GIVEN DATA
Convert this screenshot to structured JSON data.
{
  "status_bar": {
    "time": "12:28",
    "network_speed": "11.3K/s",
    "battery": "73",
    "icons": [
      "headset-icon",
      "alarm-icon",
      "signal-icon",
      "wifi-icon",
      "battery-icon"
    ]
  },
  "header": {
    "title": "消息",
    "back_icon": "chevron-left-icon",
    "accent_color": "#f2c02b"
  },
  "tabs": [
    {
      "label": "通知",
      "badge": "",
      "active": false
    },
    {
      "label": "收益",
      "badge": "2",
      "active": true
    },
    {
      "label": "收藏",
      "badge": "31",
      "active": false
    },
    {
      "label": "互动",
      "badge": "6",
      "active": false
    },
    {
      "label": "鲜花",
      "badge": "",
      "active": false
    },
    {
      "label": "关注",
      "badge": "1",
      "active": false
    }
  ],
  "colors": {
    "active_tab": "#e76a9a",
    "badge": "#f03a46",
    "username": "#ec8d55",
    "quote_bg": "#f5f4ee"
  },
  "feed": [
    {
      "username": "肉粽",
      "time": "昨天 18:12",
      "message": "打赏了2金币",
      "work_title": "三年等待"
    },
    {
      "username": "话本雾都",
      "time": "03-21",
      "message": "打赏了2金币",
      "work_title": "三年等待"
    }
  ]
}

WHAT IS EXPECTED
Pull out each record as written and restate it exactly.

EXERCISE SOLUTION
Convert this screenshot to structured JSON data.
{
  "status_bar": {
    "time": "12:28",
    "network_speed": "11.3K/s",
    "battery": "73",
    "icons": [
      "headset-icon",
      "alarm-icon",
      "signal-icon",
      "wifi-icon",
      "battery-icon"
    ]
  },
  "header": {
    "title": "消息",
    "back_icon": "chevron-left-icon",
    "accent_color": "#f2c02b"
  },
  "tabs": [
    {
      "label": "通知",
      "badge": "",
      "active": false
    },
    {
      "label": "收益",
      "badge": "2",
      "active": true
    },
    {
      "label": "收藏",
      "badge": "31",
      "active": false
    },
    {
      "label": "互动",
      "badge": "6",
      "active": false
    },
    {
      "label": "鲜花",
      "badge": "",
      "active": false
    },
    {
      "label": "关注",
      "badge": "1",
      "active": false
    }
  ],
  "colors": {
    "active_tab": "#e76a9a",
    "badge": "#f03a46",
    "username": "#ec8d55",
    "quote_bg": "#f5f4ee"
  },
  "feed": [
    {
      "username": "肉粽",
      "time": "昨天 18:12",
      "message": "打赏了2金币",
      "work_title": "三年等待"
    },
    {
      "username": "话本雾都",
      "time": "03-21",
      "message": "打赏了2金币",
      "work_title": "三年等待"
    }
  ]
}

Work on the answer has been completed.